Restate the data word for word and leave the images out.
[Begin RAW RECORDS]
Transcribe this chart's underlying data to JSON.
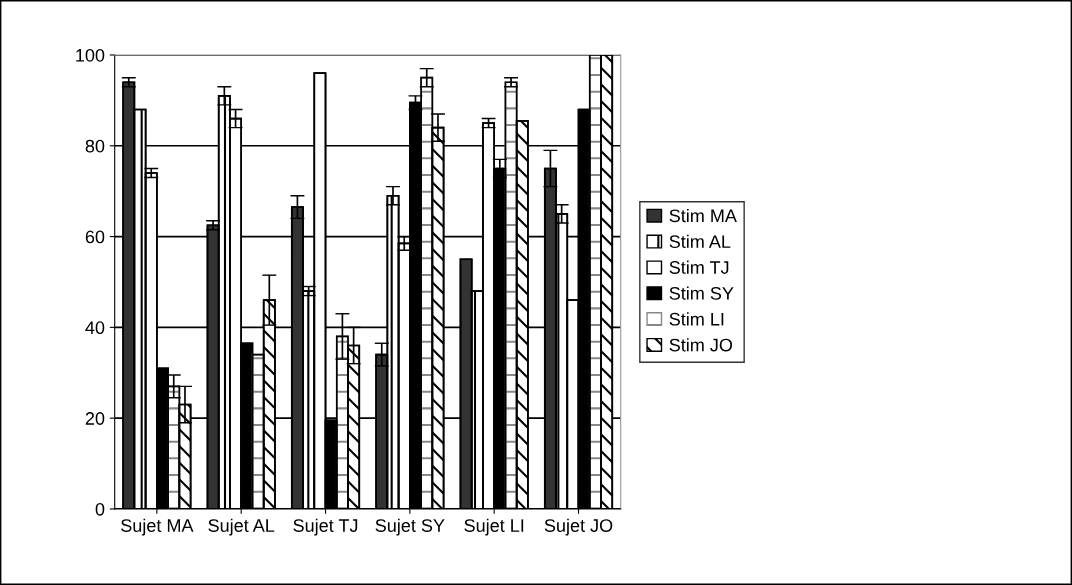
{
  "chart_data": {
    "type": "bar",
    "categories": [
      "Sujet MA",
      "Sujet AL",
      "Sujet TJ",
      "Sujet SY",
      "Sujet LI",
      "Sujet JO"
    ],
    "series": [
      {
        "name": "Stim MA",
        "color": "#333333",
        "values": [
          94,
          62.5,
          66.5,
          34,
          55,
          75
        ],
        "errors": [
          1,
          1,
          2.5,
          2.5,
          null,
          4
        ]
      },
      {
        "name": "Stim AL",
        "color": "#000000",
        "values": [
          88,
          91,
          48,
          69,
          48,
          65
        ],
        "errors": [
          null,
          2,
          1,
          2,
          null,
          2
        ]
      },
      {
        "name": "Stim TJ",
        "color": "#ffffff",
        "values": [
          74,
          86,
          96,
          58.5,
          85,
          46
        ],
        "errors": [
          1,
          2,
          null,
          1.5,
          1,
          null
        ]
      },
      {
        "name": "Stim SY",
        "color": "#000000",
        "values": [
          31,
          36.5,
          19.5,
          89.5,
          75,
          88
        ],
        "errors": [
          null,
          null,
          null,
          1.5,
          2,
          null
        ]
      },
      {
        "name": "Stim LI",
        "color": "#888888",
        "values": [
          27,
          34,
          38,
          95,
          94,
          100
        ],
        "errors": [
          2.5,
          null,
          5,
          2,
          1,
          null
        ]
      },
      {
        "name": "Stim JO",
        "color": "#000000",
        "values": [
          23,
          46,
          36,
          84,
          85.5,
          100
        ],
        "errors": [
          4,
          5.5,
          4,
          3,
          null,
          null
        ]
      }
    ],
    "ylim": [
      0,
      100
    ],
    "yticks": [
      0,
      20,
      40,
      60,
      80,
      100
    ],
    "grid": "y",
    "legend": "right"
  }
}
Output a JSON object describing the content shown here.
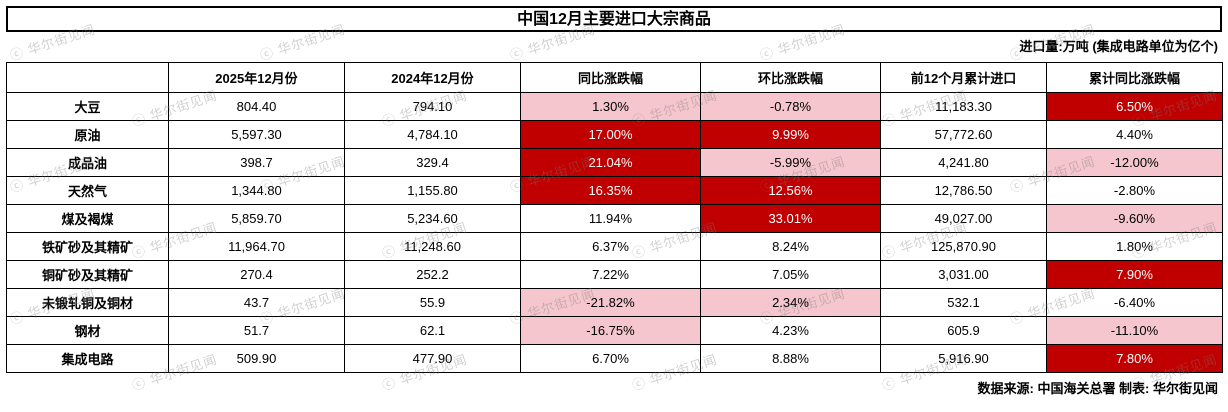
{
  "watermark": {
    "text": "ⓒ 华尔街见闻"
  },
  "colors": {
    "dark_red": "#C00000",
    "light_pink": "#F5C6CD",
    "dark_red_text": "#FFFFFF"
  },
  "chart_data": {
    "type": "table",
    "title": "中国12月主要进口大宗商品",
    "unit_note": "进口量:万吨 (集成电路单位为亿个)",
    "source_note": "数据来源: 中国海关总署 制表: 华尔街见闻",
    "columns": [
      "",
      "2025年12月份",
      "2024年12月份",
      "同比涨跌幅",
      "环比涨跌幅",
      "前12个月累计进口",
      "累计同比涨跌幅"
    ],
    "rows": [
      {
        "name": "大豆",
        "values": [
          "804.40",
          "794.10",
          "1.30%",
          "-0.78%",
          "11,183.30",
          "6.50%"
        ],
        "styles": [
          "none",
          "none",
          "pink",
          "pink",
          "none",
          "red"
        ]
      },
      {
        "name": "原油",
        "values": [
          "5,597.30",
          "4,784.10",
          "17.00%",
          "9.99%",
          "57,772.60",
          "4.40%"
        ],
        "styles": [
          "none",
          "none",
          "red",
          "red",
          "none",
          "none"
        ]
      },
      {
        "name": "成品油",
        "values": [
          "398.7",
          "329.4",
          "21.04%",
          "-5.99%",
          "4,241.80",
          "-12.00%"
        ],
        "styles": [
          "none",
          "none",
          "red",
          "pink",
          "none",
          "pink"
        ]
      },
      {
        "name": "天然气",
        "values": [
          "1,344.80",
          "1,155.80",
          "16.35%",
          "12.56%",
          "12,786.50",
          "-2.80%"
        ],
        "styles": [
          "none",
          "none",
          "red",
          "red",
          "none",
          "none"
        ]
      },
      {
        "name": "煤及褐煤",
        "values": [
          "5,859.70",
          "5,234.60",
          "11.94%",
          "33.01%",
          "49,027.00",
          "-9.60%"
        ],
        "styles": [
          "none",
          "none",
          "none",
          "red",
          "none",
          "pink"
        ]
      },
      {
        "name": "铁矿砂及其精矿",
        "values": [
          "11,964.70",
          "11,248.60",
          "6.37%",
          "8.24%",
          "125,870.90",
          "1.80%"
        ],
        "styles": [
          "none",
          "none",
          "none",
          "none",
          "none",
          "none"
        ]
      },
      {
        "name": "铜矿砂及其精矿",
        "values": [
          "270.4",
          "252.2",
          "7.22%",
          "7.05%",
          "3,031.00",
          "7.90%"
        ],
        "styles": [
          "none",
          "none",
          "none",
          "none",
          "none",
          "red"
        ]
      },
      {
        "name": "未锻轧铜及铜材",
        "values": [
          "43.7",
          "55.9",
          "-21.82%",
          "2.34%",
          "532.1",
          "-6.40%"
        ],
        "styles": [
          "none",
          "none",
          "pink",
          "pink",
          "none",
          "none"
        ]
      },
      {
        "name": "钢材",
        "values": [
          "51.7",
          "62.1",
          "-16.75%",
          "4.23%",
          "605.9",
          "-11.10%"
        ],
        "styles": [
          "none",
          "none",
          "pink",
          "none",
          "none",
          "pink"
        ]
      },
      {
        "name": "集成电路",
        "values": [
          "509.90",
          "477.90",
          "6.70%",
          "8.88%",
          "5,916.90",
          "7.80%"
        ],
        "styles": [
          "none",
          "none",
          "none",
          "none",
          "none",
          "red"
        ]
      }
    ]
  }
}
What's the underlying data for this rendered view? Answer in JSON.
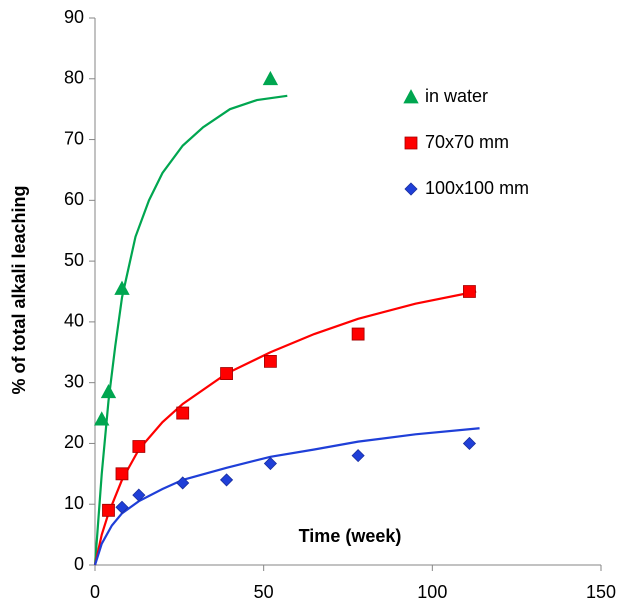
{
  "chart_data": {
    "type": "scatter",
    "x_label": "Time (week)",
    "y_label": "% of total alkali leaching",
    "xlim": [
      0,
      150
    ],
    "xticks": [
      0,
      50,
      100,
      150
    ],
    "ylim": [
      0,
      90
    ],
    "yticks": [
      0,
      10,
      20,
      30,
      40,
      50,
      60,
      70,
      80,
      90
    ],
    "grid": false,
    "legend": "upper right",
    "series": [
      {
        "name": "in water",
        "color": "#00a650",
        "marker": "triangle",
        "x": [
          2,
          4,
          8,
          52
        ],
        "values": [
          24,
          28.5,
          45.5,
          80
        ],
        "trend": {
          "x": [
            0,
            2,
            4,
            6,
            8,
            12,
            16,
            20,
            26,
            32,
            40,
            48,
            57
          ],
          "values": [
            0,
            15,
            27,
            36,
            44,
            54,
            60,
            64.5,
            69,
            72,
            75,
            76.5,
            77.2
          ]
        }
      },
      {
        "name": "70x70 mm",
        "color": "#ff0000",
        "marker": "square",
        "x": [
          4,
          8,
          13,
          26,
          39,
          52,
          78,
          111
        ],
        "values": [
          9,
          15,
          19.5,
          25,
          31.5,
          33.5,
          38,
          45
        ],
        "trend": {
          "x": [
            0,
            2,
            4,
            8,
            13,
            20,
            26,
            39,
            52,
            65,
            78,
            95,
            113
          ],
          "values": [
            0,
            5,
            8.5,
            14,
            19,
            23.5,
            26.5,
            31.5,
            35,
            38,
            40.5,
            43,
            45
          ]
        }
      },
      {
        "name": "100x100 mm",
        "color": "#1f3fd8",
        "marker": "diamond",
        "x": [
          8,
          13,
          26,
          39,
          52,
          78,
          111
        ],
        "values": [
          9.5,
          11.5,
          13.5,
          14,
          16.7,
          18,
          20
        ],
        "trend": {
          "x": [
            0,
            2,
            5,
            8,
            13,
            20,
            26,
            39,
            52,
            65,
            78,
            95,
            114
          ],
          "values": [
            0,
            3.5,
            6.5,
            8.5,
            10.5,
            12.5,
            14,
            16,
            17.8,
            19,
            20.3,
            21.5,
            22.5
          ]
        }
      }
    ]
  }
}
[End RAW RECORDS]
• _EXPECTED ANSWER_
Transcribe this chart's underlying data to JSON.
{
  "chart_data": {
    "type": "bar",
    "categories": [
      "Sujet MA",
      "Sujet AL",
      "Sujet TJ",
      "Sujet SY",
      "Sujet LI",
      "Sujet JO"
    ],
    "series": [
      {
        "name": "Stim MA",
        "color": "#333333",
        "values": [
          94,
          62.5,
          66.5,
          34,
          55,
          75
        ],
        "errors": [
          1,
          1,
          2.5,
          2.5,
          null,
          4
        ]
      },
      {
        "name": "Stim AL",
        "color": "#000000",
        "values": [
          88,
          91,
          48,
          69,
          48,
          65
        ],
        "errors": [
          null,
          2,
          1,
          2,
          null,
          2
        ]
      },
      {
        "name": "Stim TJ",
        "color": "#ffffff",
        "values": [
          74,
          86,
          96,
          58.5,
          85,
          46
        ],
        "errors": [
          1,
          2,
          null,
          1.5,
          1,
          null
        ]
      },
      {
        "name": "Stim SY",
        "color": "#000000",
        "values": [
          31,
          36.5,
          19.5,
          89.5,
          75,
          88
        ],
        "errors": [
          null,
          null,
          null,
          1.5,
          2,
          null
        ]
      },
      {
        "name": "Stim LI",
        "color": "#888888",
        "values": [
          27,
          34,
          38,
          95,
          94,
          100
        ],
        "errors": [
          2.5,
          null,
          5,
          2,
          1,
          null
        ]
      },
      {
        "name": "Stim JO",
        "color": "#000000",
        "values": [
          23,
          46,
          36,
          84,
          85.5,
          100
        ],
        "errors": [
          4,
          5.5,
          4,
          3,
          null,
          null
        ]
      }
    ],
    "ylim": [
      0,
      100
    ],
    "yticks": [
      0,
      20,
      40,
      60,
      80,
      100
    ],
    "grid": "y",
    "legend": "right"
  }
}
Output a JSON object describing the content shown here.
{
  "watermark": {
    "text": "ⓒ 华尔街见闻"
  },
  "colors": {
    "dark_red": "#C00000",
    "light_pink": "#F5C6CD",
    "dark_red_text": "#FFFFFF"
  },
  "chart_data": {
    "type": "table",
    "title": "中国12月主要进口大宗商品",
    "unit_note": "进口量:万吨 (集成电路单位为亿个)",
    "source_note": "数据来源: 中国海关总署 制表: 华尔街见闻",
    "columns": [
      "",
      "2025年12月份",
      "2024年12月份",
      "同比涨跌幅",
      "环比涨跌幅",
      "前12个月累计进口",
      "累计同比涨跌幅"
    ],
    "rows": [
      {
        "name": "大豆",
        "values": [
          "804.40",
          "794.10",
          "1.30%",
          "-0.78%",
          "11,183.30",
          "6.50%"
        ],
        "styles": [
          "none",
          "none",
          "pink",
          "pink",
          "none",
          "red"
        ]
      },
      {
        "name": "原油",
        "values": [
          "5,597.30",
          "4,784.10",
          "17.00%",
          "9.99%",
          "57,772.60",
          "4.40%"
        ],
        "styles": [
          "none",
          "none",
          "red",
          "red",
          "none",
          "none"
        ]
      },
      {
        "name": "成品油",
        "values": [
          "398.7",
          "329.4",
          "21.04%",
          "-5.99%",
          "4,241.80",
          "-12.00%"
        ],
        "styles": [
          "none",
          "none",
          "red",
          "pink",
          "none",
          "pink"
        ]
      },
      {
        "name": "天然气",
        "values": [
          "1,344.80",
          "1,155.80",
          "16.35%",
          "12.56%",
          "12,786.50",
          "-2.80%"
        ],
        "styles": [
          "none",
          "none",
          "red",
          "red",
          "none",
          "none"
        ]
      },
      {
        "name": "煤及褐煤",
        "values": [
          "5,859.70",
          "5,234.60",
          "11.94%",
          "33.01%",
          "49,027.00",
          "-9.60%"
        ],
        "styles": [
          "none",
          "none",
          "none",
          "red",
          "none",
          "pink"
        ]
      },
      {
        "name": "铁矿砂及其精矿",
        "values": [
          "11,964.70",
          "11,248.60",
          "6.37%",
          "8.24%",
          "125,870.90",
          "1.80%"
        ],
        "styles": [
          "none",
          "none",
          "none",
          "none",
          "none",
          "none"
        ]
      },
      {
        "name": "铜矿砂及其精矿",
        "values": [
          "270.4",
          "252.2",
          "7.22%",
          "7.05%",
          "3,031.00",
          "7.90%"
        ],
        "styles": [
          "none",
          "none",
          "none",
          "none",
          "none",
          "red"
        ]
      },
      {
        "name": "未锻轧铜及铜材",
        "values": [
          "43.7",
          "55.9",
          "-21.82%",
          "2.34%",
          "532.1",
          "-6.40%"
        ],
        "styles": [
          "none",
          "none",
          "pink",
          "pink",
          "none",
          "none"
        ]
      },
      {
        "name": "钢材",
        "values": [
          "51.7",
          "62.1",
          "-16.75%",
          "4.23%",
          "605.9",
          "-11.10%"
        ],
        "styles": [
          "none",
          "none",
          "pink",
          "none",
          "none",
          "pink"
        ]
      },
      {
        "name": "集成电路",
        "values": [
          "509.90",
          "477.90",
          "6.70%",
          "8.88%",
          "5,916.90",
          "7.80%"
        ],
        "styles": [
          "none",
          "none",
          "none",
          "none",
          "none",
          "red"
        ]
      }
    ]
  }
}
What's the underlying data for this rendered view? Answer in JSON.
{
  "chart_data": {
    "type": "scatter",
    "x_label": "Time (week)",
    "y_label": "% of total alkali leaching",
    "xlim": [
      0,
      150
    ],
    "xticks": [
      0,
      50,
      100,
      150
    ],
    "ylim": [
      0,
      90
    ],
    "yticks": [
      0,
      10,
      20,
      30,
      40,
      50,
      60,
      70,
      80,
      90
    ],
    "grid": false,
    "legend": "upper right",
    "series": [
      {
        "name": "in water",
        "color": "#00a650",
        "marker": "triangle",
        "x": [
          2,
          4,
          8,
          52
        ],
        "values": [
          24,
          28.5,
          45.5,
          80
        ],
        "trend": {
          "x": [
            0,
            2,
            4,
            6,
            8,
            12,
            16,
            20,
            26,
            32,
            40,
            48,
            57
          ],
          "values": [
            0,
            15,
            27,
            36,
            44,
            54,
            60,
            64.5,
            69,
            72,
            75,
            76.5,
            77.2
          ]
        }
      },
      {
        "name": "70x70 mm",
        "color": "#ff0000",
        "marker": "square",
        "x": [
          4,
          8,
          13,
          26,
          39,
          52,
          78,
          111
        ],
        "values": [
          9,
          15,
          19.5,
          25,
          31.5,
          33.5,
          38,
          45
        ],
        "trend": {
          "x": [
            0,
            2,
            4,
            8,
            13,
            20,
            26,
            39,
            52,
            65,
            78,
            95,
            113
          ],
          "values": [
            0,
            5,
            8.5,
            14,
            19,
            23.5,
            26.5,
            31.5,
            35,
            38,
            40.5,
            43,
            45
          ]
        }
      },
      {
        "name": "100x100 mm",
        "color": "#1f3fd8",
        "marker": "diamond",
        "x": [
          8,
          13,
          26,
          39,
          52,
          78,
          111
        ],
        "values": [
          9.5,
          11.5,
          13.5,
          14,
          16.7,
          18,
          20
        ],
        "trend": {
          "x": [
            0,
            2,
            5,
            8,
            13,
            20,
            26,
            39,
            52,
            65,
            78,
            95,
            114
          ],
          "values": [
            0,
            3.5,
            6.5,
            8.5,
            10.5,
            12.5,
            14,
            16,
            17.8,
            19,
            20.3,
            21.5,
            22.5
          ]
        }
      }
    ]
  }
}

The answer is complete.